┌──

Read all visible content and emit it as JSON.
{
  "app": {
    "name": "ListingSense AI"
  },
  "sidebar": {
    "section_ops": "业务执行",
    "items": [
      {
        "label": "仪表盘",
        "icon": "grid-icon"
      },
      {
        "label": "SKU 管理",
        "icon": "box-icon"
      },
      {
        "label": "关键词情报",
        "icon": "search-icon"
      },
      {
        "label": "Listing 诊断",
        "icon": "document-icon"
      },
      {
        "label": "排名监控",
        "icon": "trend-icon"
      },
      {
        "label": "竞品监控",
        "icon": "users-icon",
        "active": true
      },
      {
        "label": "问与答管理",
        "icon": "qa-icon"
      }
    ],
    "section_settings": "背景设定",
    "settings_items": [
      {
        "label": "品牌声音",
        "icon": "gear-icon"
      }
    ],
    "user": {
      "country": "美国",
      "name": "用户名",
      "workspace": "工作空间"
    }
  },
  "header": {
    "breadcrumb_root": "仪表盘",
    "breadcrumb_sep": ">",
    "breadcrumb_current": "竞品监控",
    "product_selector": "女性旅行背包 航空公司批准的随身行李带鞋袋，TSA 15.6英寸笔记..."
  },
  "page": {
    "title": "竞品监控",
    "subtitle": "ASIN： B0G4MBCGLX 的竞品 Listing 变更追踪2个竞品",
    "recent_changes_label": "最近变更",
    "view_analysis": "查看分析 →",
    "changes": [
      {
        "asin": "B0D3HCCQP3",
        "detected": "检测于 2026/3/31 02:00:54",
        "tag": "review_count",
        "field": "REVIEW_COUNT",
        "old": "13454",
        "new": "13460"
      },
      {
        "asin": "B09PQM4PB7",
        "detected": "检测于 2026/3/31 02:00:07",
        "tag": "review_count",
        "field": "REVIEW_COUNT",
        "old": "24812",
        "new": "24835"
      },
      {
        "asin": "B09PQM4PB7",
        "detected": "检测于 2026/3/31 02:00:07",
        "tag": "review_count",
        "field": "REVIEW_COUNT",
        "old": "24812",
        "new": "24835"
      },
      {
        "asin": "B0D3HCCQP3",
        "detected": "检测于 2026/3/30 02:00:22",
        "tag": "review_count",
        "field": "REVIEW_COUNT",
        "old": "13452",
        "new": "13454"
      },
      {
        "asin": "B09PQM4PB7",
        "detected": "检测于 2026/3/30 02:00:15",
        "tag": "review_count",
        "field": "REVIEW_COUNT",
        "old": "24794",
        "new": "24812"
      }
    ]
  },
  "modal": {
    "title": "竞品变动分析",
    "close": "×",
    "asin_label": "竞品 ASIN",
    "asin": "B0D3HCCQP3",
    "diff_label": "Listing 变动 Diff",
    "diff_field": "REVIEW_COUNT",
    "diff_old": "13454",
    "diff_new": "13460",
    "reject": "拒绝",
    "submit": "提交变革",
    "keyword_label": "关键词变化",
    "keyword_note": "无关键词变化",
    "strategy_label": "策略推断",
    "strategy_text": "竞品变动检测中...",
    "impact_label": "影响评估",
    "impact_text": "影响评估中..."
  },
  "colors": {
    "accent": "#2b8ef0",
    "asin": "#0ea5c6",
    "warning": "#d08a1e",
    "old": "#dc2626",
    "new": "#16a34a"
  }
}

└──

### Requirement
Repeat all entries. Match them exactly.

### Expected answer
Read all visible content and emit it as JSON.
{
  "app": {
    "name": "ListingSense AI"
  },
  "sidebar": {
    "section_ops": "业务执行",
    "items": [
      {
        "label": "仪表盘",
        "icon": "grid-icon"
      },
      {
        "label": "SKU 管理",
        "icon": "box-icon"
      },
      {
        "label": "关键词情报",
        "icon": "search-icon"
      },
      {
        "label": "Listing 诊断",
        "icon": "document-icon"
      },
      {
        "label": "排名监控",
        "icon": "trend-icon"
      },
      {
        "label": "竞品监控",
        "icon": "users-icon",
        "active": true
      },
      {
        "label": "问与答管理",
        "icon": "qa-icon"
      }
    ],
    "section_settings": "背景设定",
    "settings_items": [
      {
        "label": "品牌声音",
        "icon": "gear-icon"
      }
    ],
    "user": {
      "country": "美国",
      "name": "用户名",
      "workspace": "工作空间"
    }
  },
  "header": {
    "breadcrumb_root": "仪表盘",
    "breadcrumb_sep": ">",
    "breadcrumb_current": "竞品监控",
    "product_selector": "女性旅行背包 航空公司批准的随身行李带鞋袋，TSA 15.6英寸笔记..."
  },
  "page": {
    "title": "竞品监控",
    "subtitle": "ASIN： B0G4MBCGLX 的竞品 Listing 变更追踪2个竞品",
    "recent_changes_label": "最近变更",
    "view_analysis": "查看分析 →",
    "changes": [
      {
        "asin": "B0D3HCCQP3",
        "detected": "检测于 2026/3/31 02:00:54",
        "tag": "review_count",
        "field": "REVIEW_COUNT",
        "old": "13454",
        "new": "13460"
      },
      {
        "asin": "B09PQM4PB7",
        "detected": "检测于 2026/3/31 02:00:07",
        "tag": "review_count",
        "field": "REVIEW_COUNT",
        "old": "24812",
        "new": "24835"
      },
      {
        "asin": "B09PQM4PB7",
        "detected": "检测于 2026/3/31 02:00:07",
        "tag": "review_count",
        "field": "REVIEW_COUNT",
        "old": "24812",
        "new": "24835"
      },
      {
        "asin": "B0D3HCCQP3",
        "detected": "检测于 2026/3/30 02:00:22",
        "tag": "review_count",
        "field": "REVIEW_COUNT",
        "old": "13452",
        "new": "13454"
      },
      {
        "asin": "B09PQM4PB7",
        "detected": "检测于 2026/3/30 02:00:15",
        "tag": "review_count",
        "field": "REVIEW_COUNT",
        "old": "24794",
        "new": "24812"
      }
    ]
  },
  "modal": {
    "title": "竞品变动分析",
    "close": "×",
    "asin_label": "竞品 ASIN",
    "asin": "B0D3HCCQP3",
    "diff_label": "Listing 变动 Diff",
    "diff_field": "REVIEW_COUNT",
    "diff_old": "13454",
    "diff_new": "13460",
    "reject": "拒绝",
    "submit": "提交变革",
    "keyword_label": "关键词变化",
    "keyword_note": "无关键词变化",
    "strategy_label": "策略推断",
    "strategy_text": "竞品变动检测中...",
    "impact_label": "影响评估",
    "impact_text": "影响评估中..."
  },
  "colors": {
    "accent": "#2b8ef0",
    "asin": "#0ea5c6",
    "warning": "#d08a1e",
    "old": "#dc2626",
    "new": "#16a34a"
  }
}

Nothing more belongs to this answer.